To do:
Reproduce every line of the data below verbatim, leaving out the picture lines.

(Item position entries)
<<<<

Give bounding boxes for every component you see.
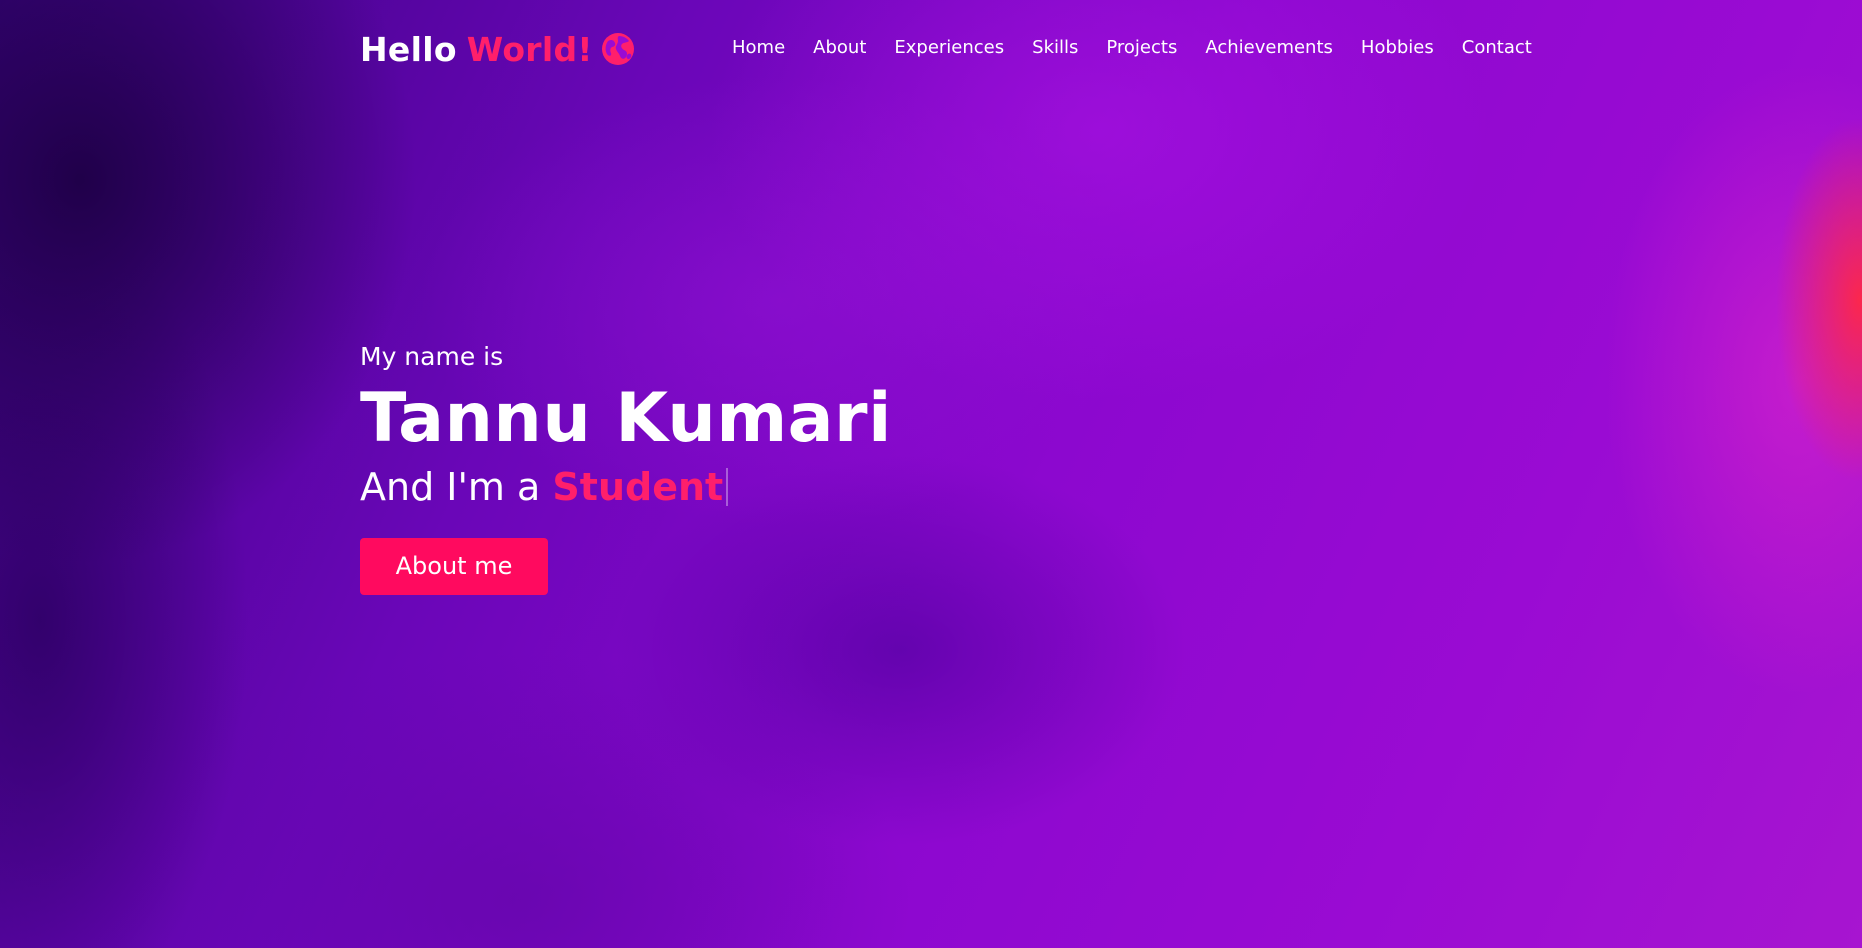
main-nav: Home About Experiences Skills Projects A… <box>732 36 1532 60</box>
logo-text: Hello <box>360 29 457 69</box>
nav-hobbies[interactable]: Hobbies <box>1361 36 1434 60</box>
nav-home[interactable]: Home <box>732 36 785 60</box>
hero-section: My name is Tannu Kumari And I'm a Studen… <box>360 340 892 595</box>
hero-role-prefix: And I'm a <box>360 465 553 509</box>
site-header: Hello World! Home About Experiences Skil… <box>0 0 1862 98</box>
hero-intro: My name is <box>360 342 504 371</box>
site-logo[interactable]: Hello World! <box>360 27 635 71</box>
logo-accent-text: World! <box>466 29 593 69</box>
hero-role: Student <box>552 465 724 509</box>
hero-role-line: And I'm a Student <box>360 462 892 512</box>
nav-skills[interactable]: Skills <box>1032 36 1078 60</box>
about-me-button[interactable]: About me <box>360 538 548 595</box>
globe-icon <box>601 32 635 66</box>
nav-projects[interactable]: Projects <box>1106 36 1177 60</box>
hero-name: Tannu Kumari <box>360 379 892 458</box>
typing-cursor <box>726 468 729 506</box>
nav-contact[interactable]: Contact <box>1462 36 1532 60</box>
nav-experiences[interactable]: Experiences <box>894 36 1004 60</box>
nav-achievements[interactable]: Achievements <box>1205 36 1333 60</box>
nav-about[interactable]: About <box>813 36 866 60</box>
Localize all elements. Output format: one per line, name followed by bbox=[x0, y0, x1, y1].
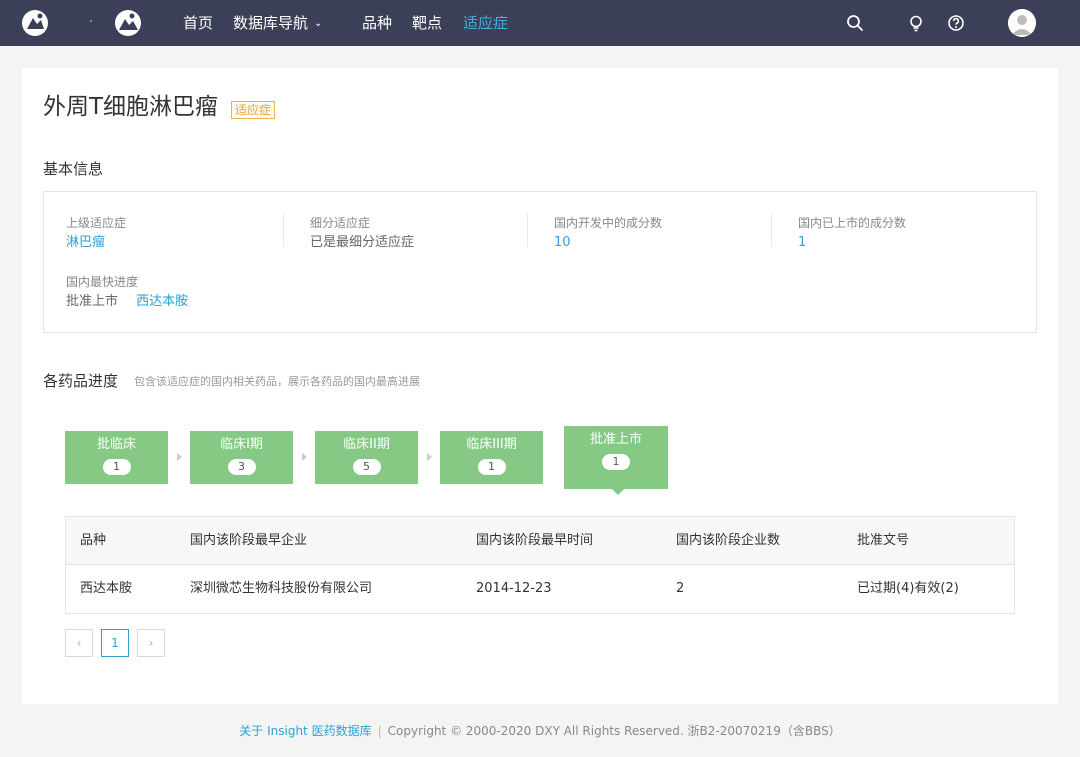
stage-selected-pointer bbox=[612, 489, 624, 495]
stage-count-badge: 1 bbox=[102, 459, 131, 475]
insight-logo-icon[interactable] bbox=[114, 9, 142, 37]
next-page-button[interactable]: › bbox=[137, 629, 165, 657]
stage-count-badge: 1 bbox=[477, 459, 506, 475]
stage-arrow-icon bbox=[177, 453, 182, 461]
footer-copyright: Copyright © 2000-2020 DXY All Rights Res… bbox=[387, 724, 841, 738]
progress-heading: 各药品进度 bbox=[43, 372, 119, 390]
page-1-button[interactable]: 1 bbox=[101, 629, 129, 657]
footer-about-link[interactable]: 关于 Insight 医药数据库 bbox=[239, 724, 371, 738]
search-icon[interactable] bbox=[845, 13, 865, 33]
nav-database-nav[interactable]: 数据库导航 ⌄ bbox=[233, 14, 322, 33]
basic-info-panel: 上级适应症 淋巴瘤 细分适应症 已是最细分适应症 国内开发中的成分数 10 国内… bbox=[43, 191, 1037, 333]
row-approval-link[interactable]: 已过期(4)有效(2) bbox=[857, 580, 959, 598]
info-divider bbox=[527, 213, 528, 247]
help-icon[interactable] bbox=[946, 13, 966, 33]
stage-arrow-icon bbox=[427, 453, 432, 461]
developing-count-link[interactable]: 10 bbox=[554, 234, 662, 252]
row-company: 深圳微芯生物科技股份有限公司 bbox=[190, 581, 373, 596]
stage-count-badge: 5 bbox=[352, 459, 381, 475]
stage-phase-2[interactable]: 临床II期 5 bbox=[315, 431, 418, 484]
fastest-stage-text: 批准上市 bbox=[66, 294, 119, 309]
chevron-down-icon: ⌄ bbox=[314, 18, 323, 29]
footer: 关于 Insight 医药数据库 | Copyright © 2000-2020 D… bbox=[0, 723, 1080, 739]
column-header: 品种 bbox=[80, 533, 107, 548]
info-developing-count: 国内开发中的成分数 10 bbox=[554, 215, 662, 252]
info-marketed-count: 国内已上市的成分数 1 bbox=[798, 215, 906, 252]
user-avatar[interactable] bbox=[1008, 9, 1036, 37]
column-header: 国内该阶段企业数 bbox=[676, 533, 781, 548]
column-header: 批准文号 bbox=[857, 533, 910, 548]
row-company-count: 2 bbox=[676, 581, 685, 596]
stage-name: 临床I期 bbox=[220, 437, 263, 452]
nav-varieties[interactable]: 品种 bbox=[362, 14, 392, 32]
marketed-count-link[interactable]: 1 bbox=[798, 234, 906, 252]
row-date: 2014-12-23 bbox=[476, 581, 552, 596]
bulb-icon[interactable] bbox=[906, 13, 926, 33]
footer-separator: | bbox=[377, 724, 382, 738]
column-header: 国内该阶段最早时间 bbox=[476, 533, 594, 548]
row-drug-link[interactable]: 西达本胺 bbox=[80, 580, 132, 598]
stage-phase-1[interactable]: 临床I期 3 bbox=[190, 431, 293, 484]
fastest-drug-link[interactable]: 西达本胺 bbox=[136, 294, 188, 309]
user-icon bbox=[1008, 9, 1036, 37]
nav-indications[interactable]: 适应症 bbox=[463, 14, 508, 32]
info-fastest-progress: 国内最快进度 批准上市 西达本胺 bbox=[66, 274, 188, 311]
stage-approved-selected[interactable]: 批准上市 1 bbox=[564, 426, 668, 489]
info-divider bbox=[283, 213, 284, 247]
info-label: 国内开发中的成分数 bbox=[554, 216, 663, 230]
top-nav-bar: 首页 数据库导航 ⌄ 品种 靶点 适应症 bbox=[0, 0, 1080, 46]
stage-clinical-approval[interactable]: 批临床 1 bbox=[65, 431, 168, 484]
stage-phase-3[interactable]: 临床III期 1 bbox=[440, 431, 543, 484]
basic-info-heading: 基本信息 bbox=[43, 160, 104, 178]
parent-indication-link[interactable]: 淋巴瘤 bbox=[66, 234, 126, 252]
column-header: 国内该阶段最早企业 bbox=[190, 533, 308, 548]
stage-count-badge: 1 bbox=[602, 454, 630, 470]
stage-name: 批临床 bbox=[96, 437, 136, 452]
info-label: 国内最快进度 bbox=[66, 275, 139, 289]
nav-home[interactable]: 首页 bbox=[183, 14, 213, 32]
nav-database-nav-label: 数据库导航 bbox=[233, 14, 309, 32]
page-title: 外周T细胞淋巴瘤 bbox=[43, 94, 219, 120]
nav-targets[interactable]: 靶点 bbox=[412, 14, 442, 32]
progress-table: 品种 国内该阶段最早企业 国内该阶段最早时间 国内该阶段企业数 批准文号 西达本… bbox=[65, 516, 1015, 614]
stage-name: 临床III期 bbox=[466, 437, 517, 452]
dxy-logo-icon[interactable] bbox=[21, 9, 49, 37]
info-label: 细分适应症 bbox=[310, 216, 371, 230]
indication-tag-badge: 适应症 bbox=[231, 101, 276, 119]
info-label: 国内已上市的成分数 bbox=[798, 216, 907, 230]
sub-indication-value: 已是最细分适应症 bbox=[310, 235, 415, 250]
info-parent-indication: 上级适应症 淋巴瘤 bbox=[66, 215, 126, 252]
stage-arrow-icon bbox=[302, 453, 307, 461]
prev-page-button[interactable]: ‹ bbox=[65, 629, 93, 657]
fastest-progress-value: 批准上市 西达本胺 bbox=[66, 293, 188, 311]
info-sub-indication: 细分适应症 已是最细分适应症 bbox=[310, 215, 414, 252]
stage-count-badge: 3 bbox=[227, 459, 256, 475]
stage-name: 临床II期 bbox=[343, 437, 390, 452]
info-divider bbox=[771, 213, 772, 247]
progress-note: 包含该适应症的国内相关药品，展示各药品的国内最高进展 bbox=[134, 375, 420, 388]
info-label: 上级适应症 bbox=[66, 216, 127, 230]
logo-separator-dot bbox=[90, 20, 92, 22]
stage-name: 批准上市 bbox=[589, 432, 642, 447]
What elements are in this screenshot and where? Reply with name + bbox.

>>>>

Reply to the task:
Give bounding boxes for every component you see.
main-nav: Home About Experiences Skills Projects A… <box>732 36 1532 60</box>
logo-text: Hello <box>360 29 457 69</box>
nav-hobbies[interactable]: Hobbies <box>1361 36 1434 60</box>
nav-home[interactable]: Home <box>732 36 785 60</box>
hero-section: My name is Tannu Kumari And I'm a Studen… <box>360 340 892 595</box>
hero-role-prefix: And I'm a <box>360 465 553 509</box>
site-header: Hello World! Home About Experiences Skil… <box>0 0 1862 98</box>
hero-intro: My name is <box>360 342 504 371</box>
site-logo[interactable]: Hello World! <box>360 27 635 71</box>
logo-accent-text: World! <box>466 29 593 69</box>
hero-role: Student <box>552 465 724 509</box>
hero-role-line: And I'm a Student <box>360 462 892 512</box>
nav-skills[interactable]: Skills <box>1032 36 1078 60</box>
about-me-button[interactable]: About me <box>360 538 548 595</box>
globe-icon <box>601 32 635 66</box>
nav-projects[interactable]: Projects <box>1106 36 1177 60</box>
hero-name: Tannu Kumari <box>360 379 892 458</box>
typing-cursor <box>726 468 729 506</box>
nav-contact[interactable]: Contact <box>1462 36 1532 60</box>
nav-experiences[interactable]: Experiences <box>894 36 1004 60</box>
nav-achievements[interactable]: Achievements <box>1205 36 1333 60</box>
nav-about[interactable]: About <box>813 36 866 60</box>
Localize all elements. Output format: one per line, name followed by bbox=[x0, y0, x1, y1].
stage-selected-pointer bbox=[612, 489, 624, 495]
stage-count-badge: 1 bbox=[102, 459, 131, 475]
insight-logo-icon[interactable] bbox=[114, 9, 142, 37]
next-page-button[interactable]: › bbox=[137, 629, 165, 657]
stage-count-badge: 1 bbox=[477, 459, 506, 475]
stage-arrow-icon bbox=[177, 453, 182, 461]
footer-copyright: Copyright © 2000-2020 DXY All Rights Res… bbox=[387, 724, 841, 738]
progress-heading: 各药品进度 bbox=[43, 372, 119, 390]
page-1-button[interactable]: 1 bbox=[101, 629, 129, 657]
footer-about-link[interactable]: 关于 Insight 医药数据库 bbox=[239, 724, 371, 738]
search-icon[interactable] bbox=[845, 13, 865, 33]
nav-database-nav[interactable]: 数据库导航 ⌄ bbox=[233, 14, 322, 33]
basic-info-panel: 上级适应症 淋巴瘤 细分适应症 已是最细分适应症 国内开发中的成分数 10 国内… bbox=[43, 191, 1037, 333]
row-approval-link[interactable]: 已过期(4)有效(2) bbox=[857, 580, 959, 598]
info-divider bbox=[527, 213, 528, 247]
help-icon[interactable] bbox=[946, 13, 966, 33]
stage-arrow-icon bbox=[427, 453, 432, 461]
developing-count-link[interactable]: 10 bbox=[554, 234, 662, 252]
row-company: 深圳微芯生物科技股份有限公司 bbox=[190, 581, 373, 596]
stage-count-badge: 5 bbox=[352, 459, 381, 475]
stage-phase-2[interactable]: 临床II期 5 bbox=[315, 431, 418, 484]
fastest-stage-text: 批准上市 bbox=[66, 294, 119, 309]
chevron-down-icon: ⌄ bbox=[314, 18, 323, 29]
footer: 关于 Insight 医药数据库 | Copyright © 2000-2020 D… bbox=[0, 723, 1080, 739]
column-header: 品种 bbox=[80, 533, 107, 548]
info-developing-count: 国内开发中的成分数 10 bbox=[554, 215, 662, 252]
info-marketed-count: 国内已上市的成分数 1 bbox=[798, 215, 906, 252]
user-avatar[interactable] bbox=[1008, 9, 1036, 37]
column-header: 国内该阶段企业数 bbox=[676, 533, 781, 548]
column-header: 批准文号 bbox=[857, 533, 910, 548]
row-company-count: 2 bbox=[676, 581, 685, 596]
stage-name: 临床I期 bbox=[220, 437, 263, 452]
nav-varieties[interactable]: 品种 bbox=[362, 14, 392, 32]
marketed-count-link[interactable]: 1 bbox=[798, 234, 906, 252]
row-date: 2014-12-23 bbox=[476, 581, 552, 596]
bulb-icon[interactable] bbox=[906, 13, 926, 33]
footer-separator: | bbox=[377, 724, 382, 738]
column-header: 国内该阶段最早时间 bbox=[476, 533, 594, 548]
row-drug-link[interactable]: 西达本胺 bbox=[80, 580, 132, 598]
stage-phase-1[interactable]: 临床I期 3 bbox=[190, 431, 293, 484]
fastest-drug-link[interactable]: 西达本胺 bbox=[136, 294, 188, 309]
user-icon bbox=[1008, 9, 1036, 37]
nav-indications[interactable]: 适应症 bbox=[463, 14, 508, 32]
info-fastest-progress: 国内最快进度 批准上市 西达本胺 bbox=[66, 274, 188, 311]
stage-approved-selected[interactable]: 批准上市 1 bbox=[564, 426, 668, 489]
info-divider bbox=[283, 213, 284, 247]
info-label: 国内开发中的成分数 bbox=[554, 216, 663, 230]
top-nav-bar: 首页 数据库导航 ⌄ 品种 靶点 适应症 bbox=[0, 0, 1080, 46]
stage-clinical-approval[interactable]: 批临床 1 bbox=[65, 431, 168, 484]
stage-phase-3[interactable]: 临床III期 1 bbox=[440, 431, 543, 484]
basic-info-heading: 基本信息 bbox=[43, 160, 104, 178]
parent-indication-link[interactable]: 淋巴瘤 bbox=[66, 234, 126, 252]
column-header: 国内该阶段最早企业 bbox=[190, 533, 308, 548]
stage-count-badge: 1 bbox=[602, 454, 630, 470]
stage-name: 批临床 bbox=[96, 437, 136, 452]
info-label: 国内最快进度 bbox=[66, 275, 139, 289]
nav-home[interactable]: 首页 bbox=[183, 14, 213, 32]
nav-database-nav-label: 数据库导航 bbox=[233, 14, 309, 32]
page-title: 外周T细胞淋巴瘤 bbox=[43, 94, 219, 120]
nav-targets[interactable]: 靶点 bbox=[412, 14, 442, 32]
progress-table: 品种 国内该阶段最早企业 国内该阶段最早时间 国内该阶段企业数 批准文号 西达本… bbox=[65, 516, 1015, 614]
stage-name: 临床III期 bbox=[466, 437, 517, 452]
dxy-logo-icon[interactable] bbox=[21, 9, 49, 37]
info-label: 细分适应症 bbox=[310, 216, 371, 230]
indication-tag-badge: 适应症 bbox=[231, 101, 276, 119]
info-label: 国内已上市的成分数 bbox=[798, 216, 907, 230]
sub-indication-value: 已是最细分适应症 bbox=[310, 235, 415, 250]
info-parent-indication: 上级适应症 淋巴瘤 bbox=[66, 215, 126, 252]
stage-arrow-icon bbox=[302, 453, 307, 461]
prev-page-button[interactable]: ‹ bbox=[65, 629, 93, 657]
fastest-progress-value: 批准上市 西达本胺 bbox=[66, 293, 188, 311]
info-sub-indication: 细分适应症 已是最细分适应症 bbox=[310, 215, 414, 252]
stage-count-badge: 3 bbox=[227, 459, 256, 475]
stage-name: 临床II期 bbox=[343, 437, 390, 452]
info-divider bbox=[771, 213, 772, 247]
progress-note: 包含该适应症的国内相关药品，展示各药品的国内最高进展 bbox=[134, 375, 420, 388]
info-label: 上级适应症 bbox=[66, 216, 127, 230]
logo-separator-dot bbox=[90, 20, 92, 22]
stage-name: 批准上市 bbox=[589, 432, 642, 447]
What elements are in this screenshot and where? Reply with name + bbox.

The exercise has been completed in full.